#### SHORT EXERCISE
Set the listing down unchanged, minus every embedded image.

#### ROWS
<<<<

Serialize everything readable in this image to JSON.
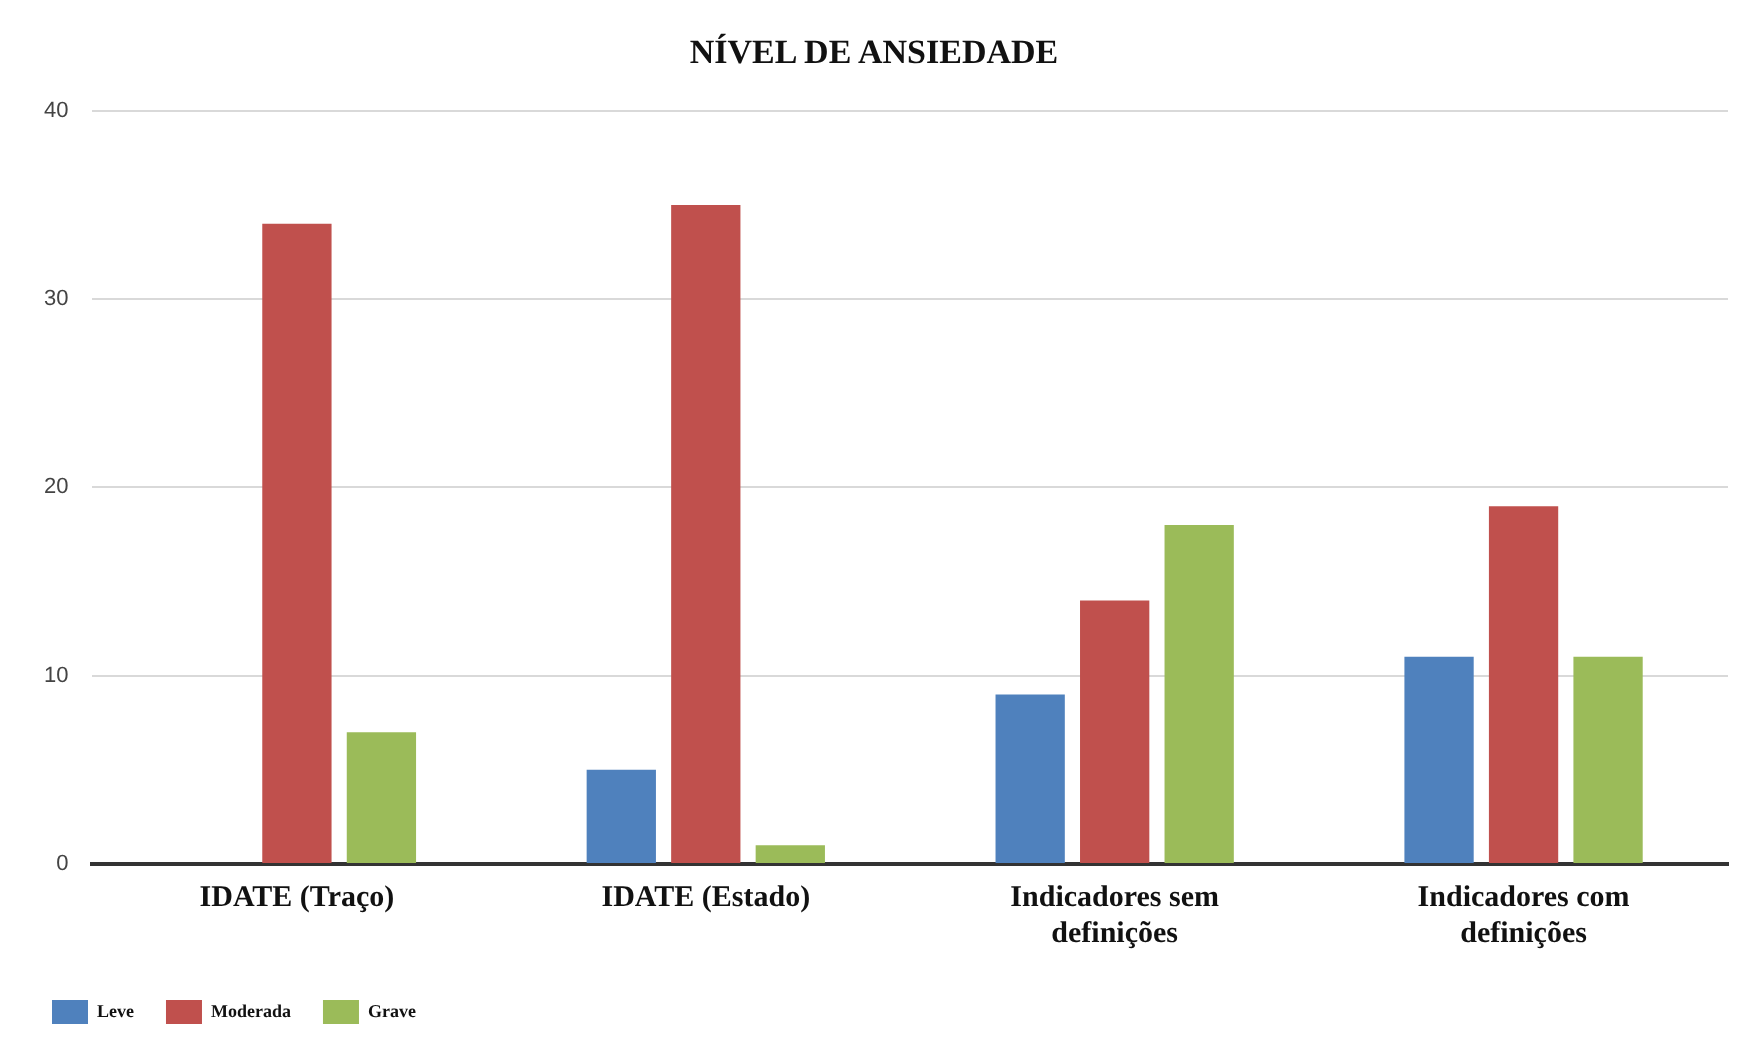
{
  "chart_data": {
    "type": "bar",
    "title": "NÍVEL DE ANSIEDADE",
    "categories": [
      "IDATE (Traço)",
      "IDATE (Estado)",
      "Indicadores sem definições",
      "Indicadores com definições"
    ],
    "series": [
      {
        "name": "Leve",
        "color": "#4f81bd",
        "values": [
          0,
          5,
          9,
          11
        ]
      },
      {
        "name": "Moderada",
        "color": "#c0504d",
        "values": [
          34,
          35,
          14,
          19
        ]
      },
      {
        "name": "Grave",
        "color": "#9bbb59",
        "values": [
          7,
          1,
          18,
          11
        ]
      }
    ],
    "ylim": [
      0,
      40
    ],
    "yticks": [
      0,
      10,
      20,
      30,
      40
    ],
    "grid": "y",
    "legend": "bottom left"
  }
}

>>>>

#### WRITTEN RESPONSE
Serialize everything readable in this image to JSON.
{
  "chart_data": {
    "type": "bar",
    "title": "NÍVEL DE ANSIEDADE",
    "categories": [
      "IDATE (Traço)",
      "IDATE (Estado)",
      "Indicadores sem definições",
      "Indicadores com definições"
    ],
    "series": [
      {
        "name": "Leve",
        "color": "#4f81bd",
        "values": [
          0,
          5,
          9,
          11
        ]
      },
      {
        "name": "Moderada",
        "color": "#c0504d",
        "values": [
          34,
          35,
          14,
          19
        ]
      },
      {
        "name": "Grave",
        "color": "#9bbb59",
        "values": [
          7,
          1,
          18,
          11
        ]
      }
    ],
    "ylim": [
      0,
      40
    ],
    "yticks": [
      0,
      10,
      20,
      30,
      40
    ],
    "grid": "y",
    "legend": "bottom left"
  }
}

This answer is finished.